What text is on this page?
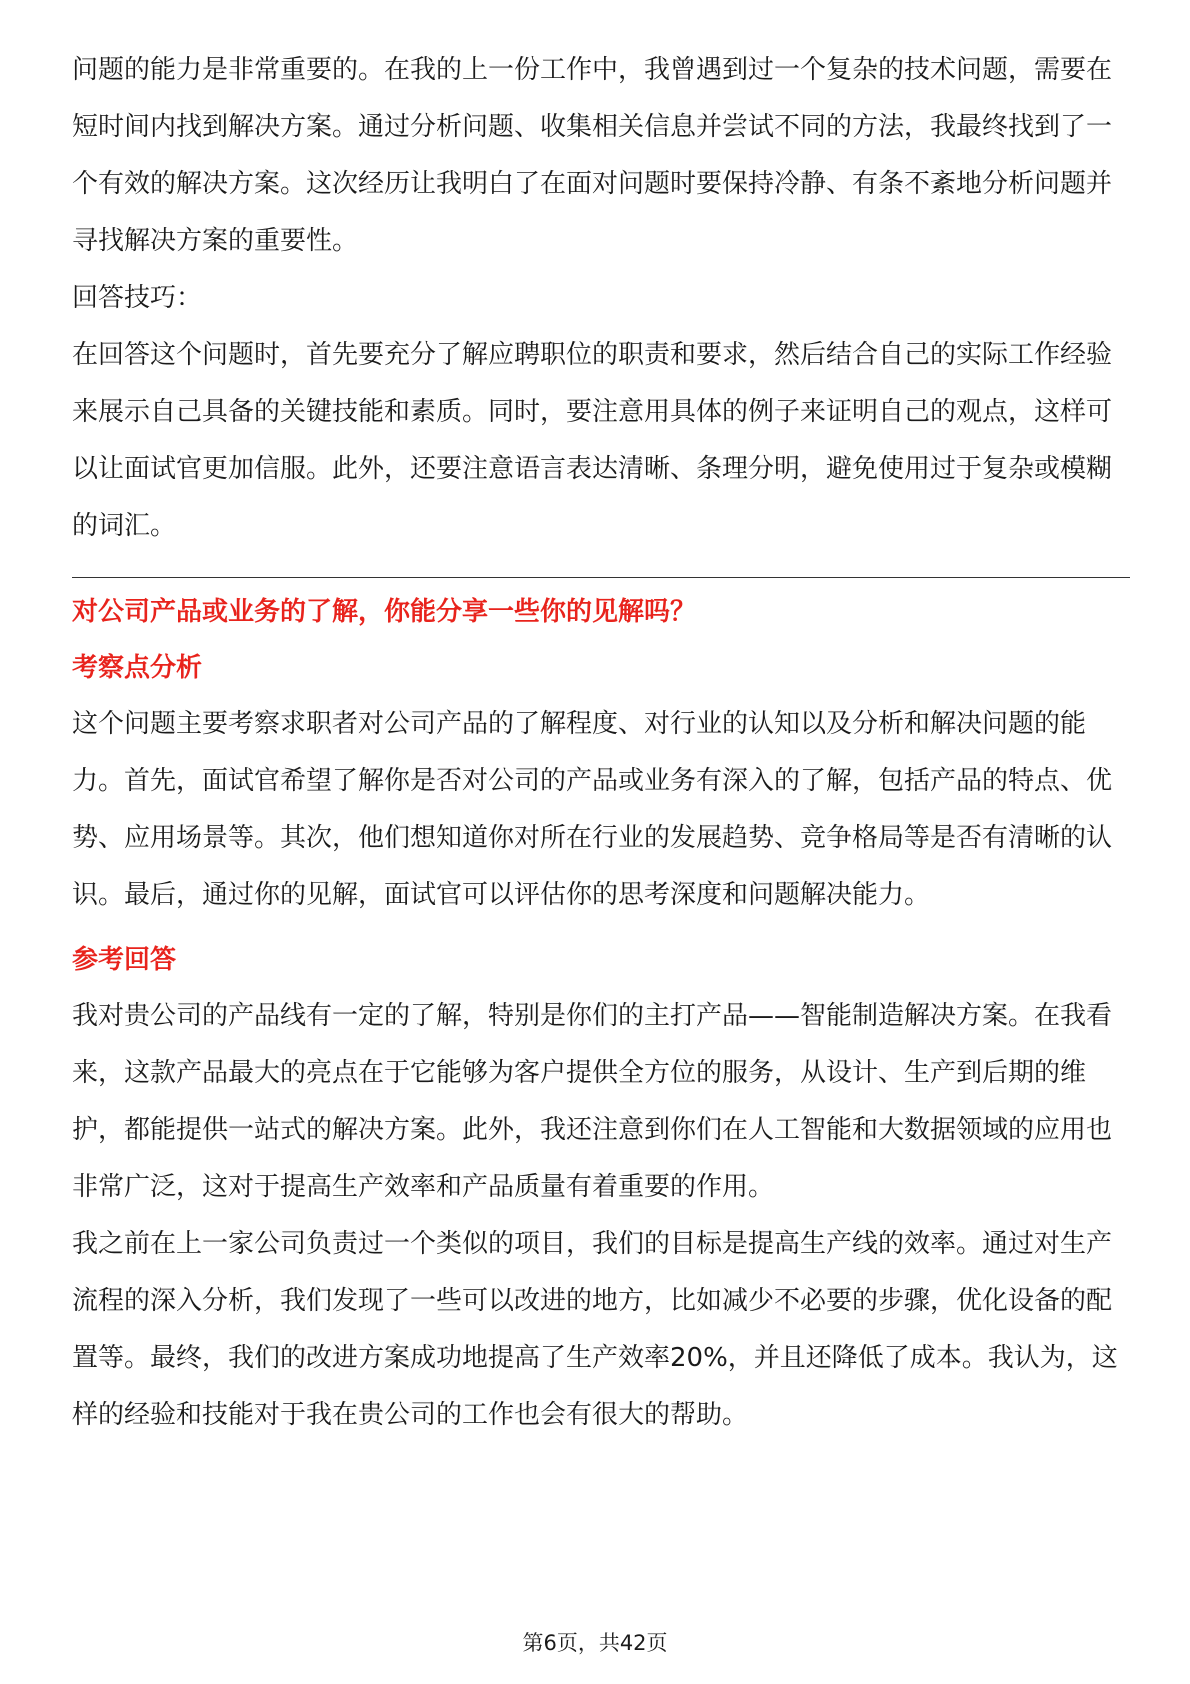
问题的能力是非常重要的。在我的上一份工作中，我曾遇到过一个复杂的技术问题，需要在短时间内找到解决方案。通过分析问题、收集相关信息并尝试不同的方法，我最终找到了一个有效的解决方案。这次经历让我明白了在面对问题时要保持冷静、有条不紊地分析问题并寻找解决方案的重要性。

回答技巧：

在回答这个问题时，首先要充分了解应聘职位的职责和要求，然后结合自己的实际工作经验来展示自己具备的关键技能和素质。同时，要注意用具体的例子来证明自己的观点，这样可以让面试官更加信服。此外，还要注意语言表达清晰、条理分明，避免使用过于复杂或模糊的词汇。

对公司产品或业务的了解，你能分享一些你的见解吗？
考察点分析

这个问题主要考察求职者对公司产品的了解程度、对行业的认知以及分析和解决问题的能力。首先，面试官希望了解你是否对公司的产品或业务有深入的了解，包括产品的特点、优势、应用场景等。其次，他们想知道你对所在行业的发展趋势、竞争格局等是否有清晰的认识。最后，通过你的见解，面试官可以评估你的思考深度和问题解决能力。

参考回答

我对贵公司的产品线有一定的了解，特别是你们的主打产品——智能制造解决方案。在我看来，这款产品最大的亮点在于它能够为客户提供全方位的服务，从设计、生产到后期的维护，都能提供一站式的解决方案。此外，我还注意到你们在人工智能和大数据领域的应用也非常广泛，这对于提高生产效率和产品质量有着重要的作用。

我之前在上一家公司负责过一个类似的项目，我们的目标是提高生产线的效率。通过对生产流程的深入分析，我们发现了一些可以改进的地方，比如减少不必要的步骤，优化设备的配置等。最终，我们的改进方案成功地提高了生产效率20%，并且还降低了成本。我认为，这样的经验和技能对于我在贵公司的工作也会有很大的帮助。

第6页，共42页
+ + +
• **Work required**:
In your copy, leave out the pictures and reproduce the material above exactly.

• **Answer to this task**:
What text is on this page?
问题的能力是非常重要的。在我的上一份工作中，我曾遇到过一个复杂的技术问题，需要在短时间内找到解决方案。通过分析问题、收集相关信息并尝试不同的方法，我最终找到了一个有效的解决方案。这次经历让我明白了在面对问题时要保持冷静、有条不紊地分析问题并寻找解决方案的重要性。

回答技巧：

在回答这个问题时，首先要充分了解应聘职位的职责和要求，然后结合自己的实际工作经验来展示自己具备的关键技能和素质。同时，要注意用具体的例子来证明自己的观点，这样可以让面试官更加信服。此外，还要注意语言表达清晰、条理分明，避免使用过于复杂或模糊的词汇。

对公司产品或业务的了解，你能分享一些你的见解吗？
考察点分析

这个问题主要考察求职者对公司产品的了解程度、对行业的认知以及分析和解决问题的能力。首先，面试官希望了解你是否对公司的产品或业务有深入的了解，包括产品的特点、优势、应用场景等。其次，他们想知道你对所在行业的发展趋势、竞争格局等是否有清晰的认识。最后，通过你的见解，面试官可以评估你的思考深度和问题解决能力。

参考回答

我对贵公司的产品线有一定的了解，特别是你们的主打产品——智能制造解决方案。在我看来，这款产品最大的亮点在于它能够为客户提供全方位的服务，从设计、生产到后期的维护，都能提供一站式的解决方案。此外，我还注意到你们在人工智能和大数据领域的应用也非常广泛，这对于提高生产效率和产品质量有着重要的作用。

我之前在上一家公司负责过一个类似的项目，我们的目标是提高生产线的效率。通过对生产流程的深入分析，我们发现了一些可以改进的地方，比如减少不必要的步骤，优化设备的配置等。最终，我们的改进方案成功地提高了生产效率20%，并且还降低了成本。我认为，这样的经验和技能对于我在贵公司的工作也会有很大的帮助。

第6页，共42页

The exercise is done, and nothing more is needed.